··· Input material

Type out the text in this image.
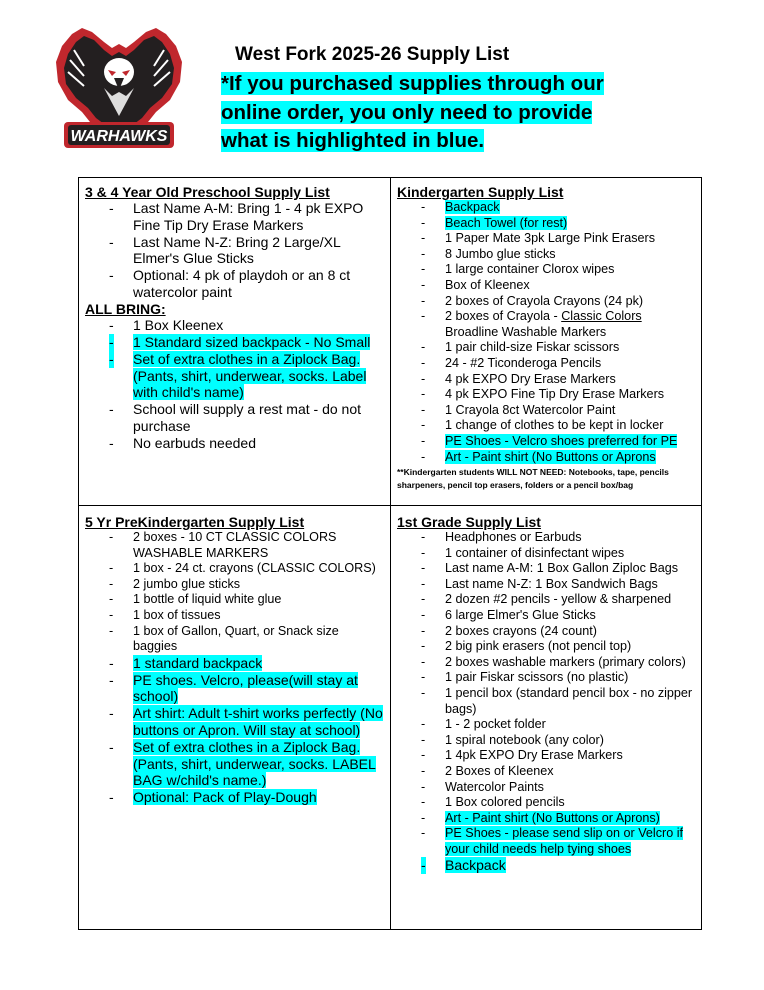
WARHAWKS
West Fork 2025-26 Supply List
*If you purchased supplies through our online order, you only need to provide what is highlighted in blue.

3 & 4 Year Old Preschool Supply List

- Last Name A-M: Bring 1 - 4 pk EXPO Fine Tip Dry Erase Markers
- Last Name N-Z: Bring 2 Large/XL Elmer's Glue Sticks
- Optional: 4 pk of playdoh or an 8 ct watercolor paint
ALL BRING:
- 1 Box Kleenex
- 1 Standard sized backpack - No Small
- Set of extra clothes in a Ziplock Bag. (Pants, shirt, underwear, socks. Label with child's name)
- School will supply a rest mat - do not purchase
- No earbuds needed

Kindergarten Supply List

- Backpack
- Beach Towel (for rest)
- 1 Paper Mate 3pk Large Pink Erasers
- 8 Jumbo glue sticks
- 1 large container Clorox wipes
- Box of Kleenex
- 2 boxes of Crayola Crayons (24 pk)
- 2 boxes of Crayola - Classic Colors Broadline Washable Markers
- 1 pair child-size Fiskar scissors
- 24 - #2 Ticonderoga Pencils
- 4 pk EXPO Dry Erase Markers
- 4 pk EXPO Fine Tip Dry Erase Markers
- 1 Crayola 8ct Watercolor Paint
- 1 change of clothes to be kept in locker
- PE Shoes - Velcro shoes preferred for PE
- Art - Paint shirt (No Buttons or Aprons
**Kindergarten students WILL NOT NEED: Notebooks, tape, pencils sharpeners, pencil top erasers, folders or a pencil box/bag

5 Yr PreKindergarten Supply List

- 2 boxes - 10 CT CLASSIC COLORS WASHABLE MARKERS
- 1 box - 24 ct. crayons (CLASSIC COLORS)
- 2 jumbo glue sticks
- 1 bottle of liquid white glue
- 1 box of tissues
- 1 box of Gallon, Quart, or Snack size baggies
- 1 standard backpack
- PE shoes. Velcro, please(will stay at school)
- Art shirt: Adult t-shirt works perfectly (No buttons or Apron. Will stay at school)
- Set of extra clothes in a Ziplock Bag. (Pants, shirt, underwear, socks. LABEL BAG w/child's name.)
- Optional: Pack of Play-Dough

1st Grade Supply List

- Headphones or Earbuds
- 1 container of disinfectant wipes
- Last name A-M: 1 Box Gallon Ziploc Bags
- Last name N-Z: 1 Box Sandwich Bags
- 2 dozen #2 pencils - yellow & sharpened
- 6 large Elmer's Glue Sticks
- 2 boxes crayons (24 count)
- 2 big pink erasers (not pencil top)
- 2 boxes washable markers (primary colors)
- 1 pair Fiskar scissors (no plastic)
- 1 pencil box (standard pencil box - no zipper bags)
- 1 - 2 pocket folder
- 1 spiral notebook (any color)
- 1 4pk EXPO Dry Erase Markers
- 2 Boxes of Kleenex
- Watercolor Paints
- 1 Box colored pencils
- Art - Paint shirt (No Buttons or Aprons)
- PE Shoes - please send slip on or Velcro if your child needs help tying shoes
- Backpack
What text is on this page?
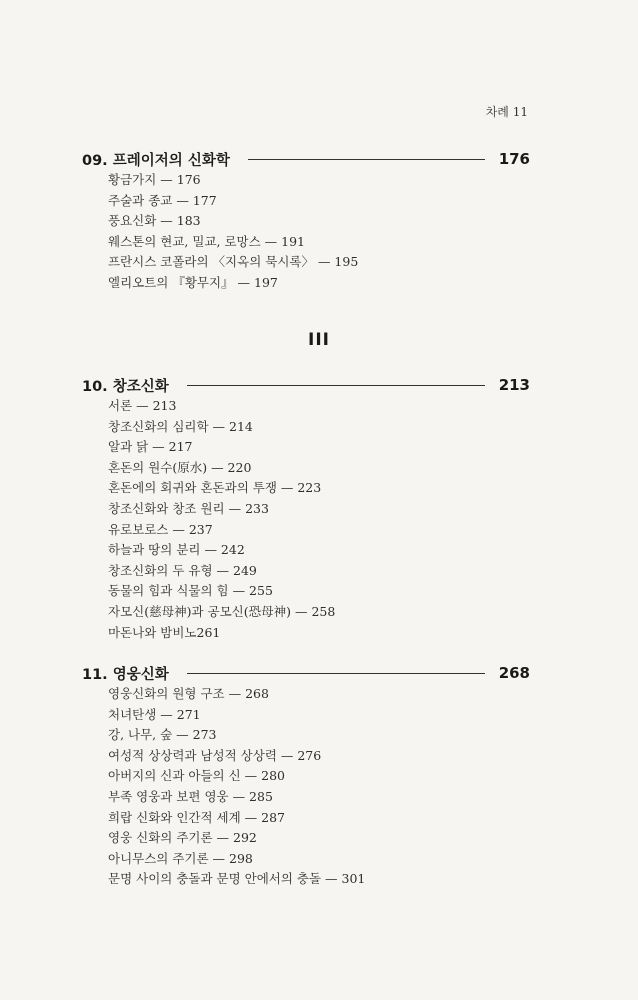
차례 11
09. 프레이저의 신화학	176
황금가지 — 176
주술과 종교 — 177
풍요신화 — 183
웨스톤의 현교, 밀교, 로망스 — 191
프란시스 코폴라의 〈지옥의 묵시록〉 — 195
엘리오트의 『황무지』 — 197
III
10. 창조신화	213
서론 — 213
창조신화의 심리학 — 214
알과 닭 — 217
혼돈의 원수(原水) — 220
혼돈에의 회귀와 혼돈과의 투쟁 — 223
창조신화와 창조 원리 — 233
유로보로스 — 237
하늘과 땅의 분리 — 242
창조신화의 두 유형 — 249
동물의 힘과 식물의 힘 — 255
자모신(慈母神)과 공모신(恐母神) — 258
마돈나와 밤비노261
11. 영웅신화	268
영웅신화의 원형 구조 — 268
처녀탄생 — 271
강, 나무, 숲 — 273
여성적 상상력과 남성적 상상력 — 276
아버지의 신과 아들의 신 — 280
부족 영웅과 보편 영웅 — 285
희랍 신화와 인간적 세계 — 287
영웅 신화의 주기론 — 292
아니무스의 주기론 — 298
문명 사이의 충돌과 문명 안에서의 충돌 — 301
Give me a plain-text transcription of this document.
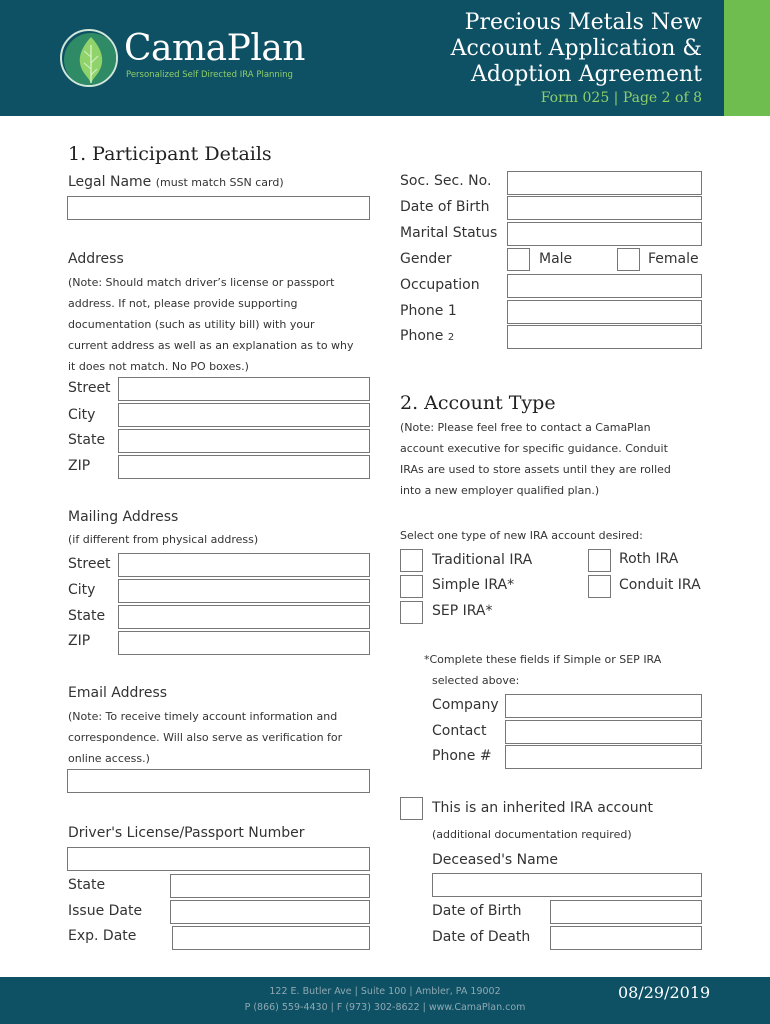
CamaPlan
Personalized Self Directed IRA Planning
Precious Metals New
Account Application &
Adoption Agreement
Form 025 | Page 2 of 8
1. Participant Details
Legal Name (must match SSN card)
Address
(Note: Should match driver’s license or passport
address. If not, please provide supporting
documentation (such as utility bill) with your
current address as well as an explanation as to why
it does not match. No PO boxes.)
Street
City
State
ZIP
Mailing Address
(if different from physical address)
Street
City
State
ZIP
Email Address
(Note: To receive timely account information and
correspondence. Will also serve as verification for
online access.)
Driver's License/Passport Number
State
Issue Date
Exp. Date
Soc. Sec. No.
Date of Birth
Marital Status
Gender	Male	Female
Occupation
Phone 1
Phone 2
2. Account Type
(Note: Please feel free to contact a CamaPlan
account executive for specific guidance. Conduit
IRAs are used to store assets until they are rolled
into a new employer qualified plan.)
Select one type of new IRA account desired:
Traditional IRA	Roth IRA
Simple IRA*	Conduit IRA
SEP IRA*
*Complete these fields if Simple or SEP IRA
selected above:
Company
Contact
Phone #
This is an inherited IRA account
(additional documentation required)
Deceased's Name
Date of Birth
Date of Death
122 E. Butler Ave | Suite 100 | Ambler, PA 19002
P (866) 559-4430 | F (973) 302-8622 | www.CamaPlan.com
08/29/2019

······

» **Prompt**: Collect every line with the string "Ziplock" from the records, and copy each.

» **The reply**:
- Set of extra clothes in a Ziplock Bag. (Pants, shirt, underwear, socks. Label with child's name)
- Set of extra clothes in a Ziplock Bag. (Pants, shirt, underwear, socks. LABEL BAG w/child's name.)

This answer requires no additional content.